# AIM
Would you pull out every line of the material that contains the string "Cape"?

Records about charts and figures
◆ ◆ ◆ ◆ ◆
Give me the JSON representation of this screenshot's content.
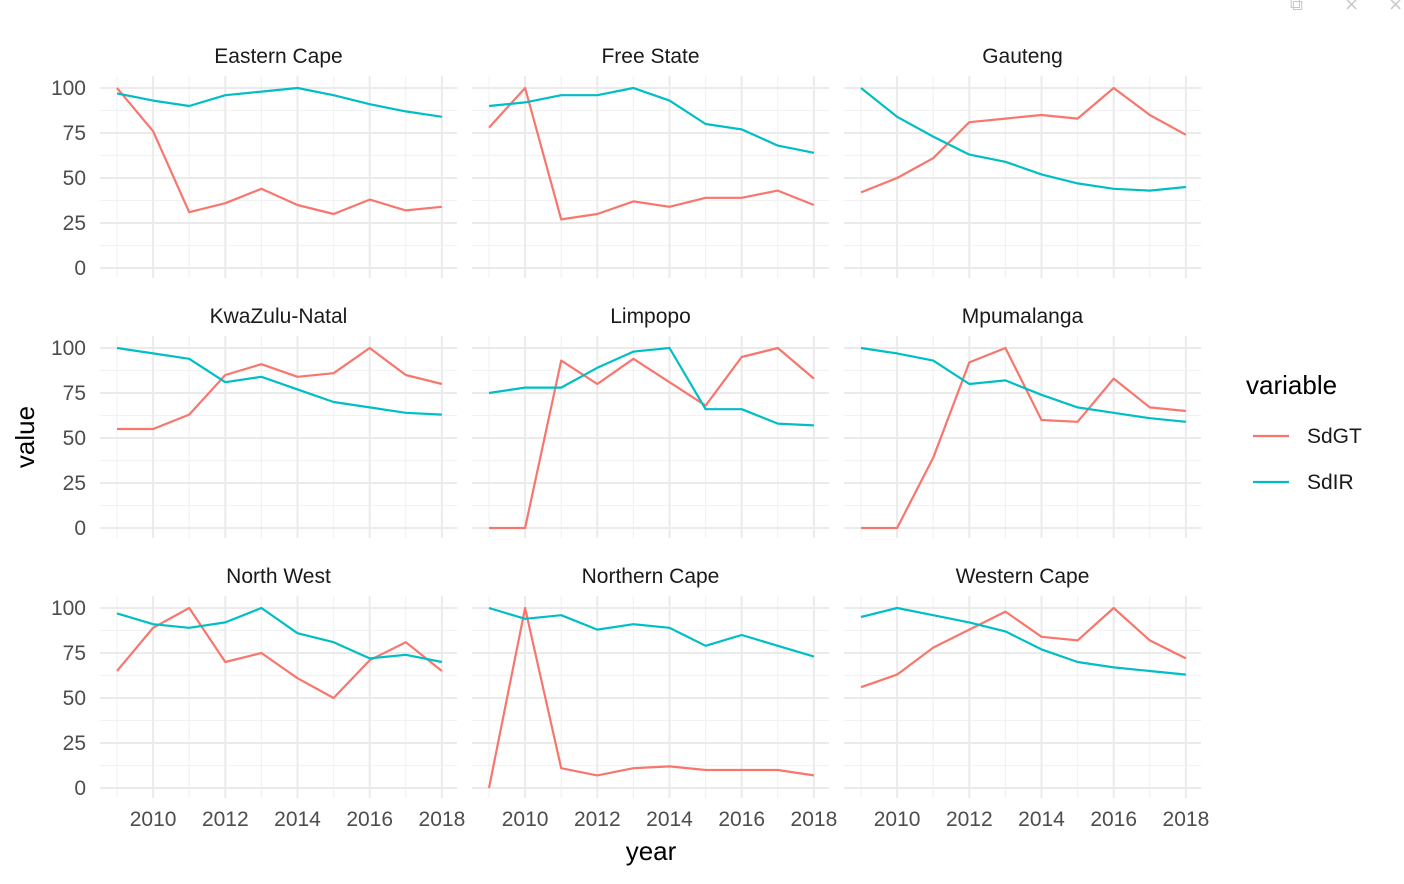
{
  "window": {
    "controls": [
      {
        "name": "popout-icon",
        "glyph": "⧉"
      },
      {
        "name": "minimize-icon",
        "glyph": "×"
      },
      {
        "name": "close-icon",
        "glyph": "×"
      }
    ]
  },
  "chart_data": {
    "type": "line",
    "facet": "wrap",
    "ncol": 3,
    "xlabel": "year",
    "ylabel": "value",
    "xlim": [
      2009,
      2018
    ],
    "ylim": [
      0,
      100
    ],
    "x_ticks": [
      2010,
      2012,
      2014,
      2016,
      2018
    ],
    "y_ticks": [
      0,
      25,
      50,
      75,
      100
    ],
    "grid": true,
    "legend": {
      "title": "variable",
      "position": "right",
      "entries": [
        {
          "name": "SdGT",
          "color": "#F8766D"
        },
        {
          "name": "SdIR",
          "color": "#00BFC4"
        }
      ]
    },
    "x": [
      2009,
      2010,
      2011,
      2012,
      2013,
      2014,
      2015,
      2016,
      2017,
      2018
    ],
    "panels": [
      {
        "title": "Eastern Cape",
        "series": [
          {
            "name": "SdGT",
            "values": [
              100,
              76,
              31,
              36,
              44,
              35,
              30,
              38,
              32,
              34
            ]
          },
          {
            "name": "SdIR",
            "values": [
              97,
              93,
              90,
              96,
              98,
              100,
              96,
              91,
              87,
              84
            ]
          }
        ]
      },
      {
        "title": "Free State",
        "series": [
          {
            "name": "SdGT",
            "values": [
              78,
              100,
              27,
              30,
              37,
              34,
              39,
              39,
              43,
              35
            ]
          },
          {
            "name": "SdIR",
            "values": [
              90,
              92,
              96,
              96,
              100,
              93,
              80,
              77,
              68,
              64
            ]
          }
        ]
      },
      {
        "title": "Gauteng",
        "series": [
          {
            "name": "SdGT",
            "values": [
              42,
              50,
              61,
              81,
              83,
              85,
              83,
              100,
              85,
              74
            ]
          },
          {
            "name": "SdIR",
            "values": [
              100,
              84,
              73,
              63,
              59,
              52,
              47,
              44,
              43,
              45
            ]
          }
        ]
      },
      {
        "title": "KwaZulu-Natal",
        "series": [
          {
            "name": "SdGT",
            "values": [
              55,
              55,
              63,
              85,
              91,
              84,
              86,
              100,
              85,
              80
            ]
          },
          {
            "name": "SdIR",
            "values": [
              100,
              97,
              94,
              81,
              84,
              77,
              70,
              67,
              64,
              63
            ]
          }
        ]
      },
      {
        "title": "Limpopo",
        "series": [
          {
            "name": "SdGT",
            "values": [
              0,
              0,
              93,
              80,
              94,
              81,
              68,
              95,
              100,
              83
            ]
          },
          {
            "name": "SdIR",
            "values": [
              75,
              78,
              78,
              89,
              98,
              100,
              66,
              66,
              58,
              57
            ]
          }
        ]
      },
      {
        "title": "Mpumalanga",
        "series": [
          {
            "name": "SdGT",
            "values": [
              0,
              0,
              39,
              92,
              100,
              60,
              59,
              83,
              67,
              65
            ]
          },
          {
            "name": "SdIR",
            "values": [
              100,
              97,
              93,
              80,
              82,
              74,
              67,
              64,
              61,
              59
            ]
          }
        ]
      },
      {
        "title": "North West",
        "series": [
          {
            "name": "SdGT",
            "values": [
              65,
              89,
              100,
              70,
              75,
              61,
              50,
              71,
              81,
              65
            ]
          },
          {
            "name": "SdIR",
            "values": [
              97,
              91,
              89,
              92,
              100,
              86,
              81,
              72,
              74,
              70
            ]
          }
        ]
      },
      {
        "title": "Northern Cape",
        "series": [
          {
            "name": "SdGT",
            "values": [
              0,
              100,
              11,
              7,
              11,
              12,
              10,
              10,
              10,
              7
            ]
          },
          {
            "name": "SdIR",
            "values": [
              100,
              94,
              96,
              88,
              91,
              89,
              79,
              85,
              79,
              73
            ]
          }
        ]
      },
      {
        "title": "Western Cape",
        "series": [
          {
            "name": "SdGT",
            "values": [
              56,
              63,
              78,
              88,
              98,
              84,
              82,
              100,
              82,
              72
            ]
          },
          {
            "name": "SdIR",
            "values": [
              95,
              100,
              96,
              92,
              87,
              77,
              70,
              67,
              65,
              63
            ]
          }
        ]
      }
    ]
  }
}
◆ ◆ ◆ ◆ ◆
# PROBLEM SOLUTION
        "title": "Eastern Cape",
        "title": "Northern Cape",
        "title": "Western Cape",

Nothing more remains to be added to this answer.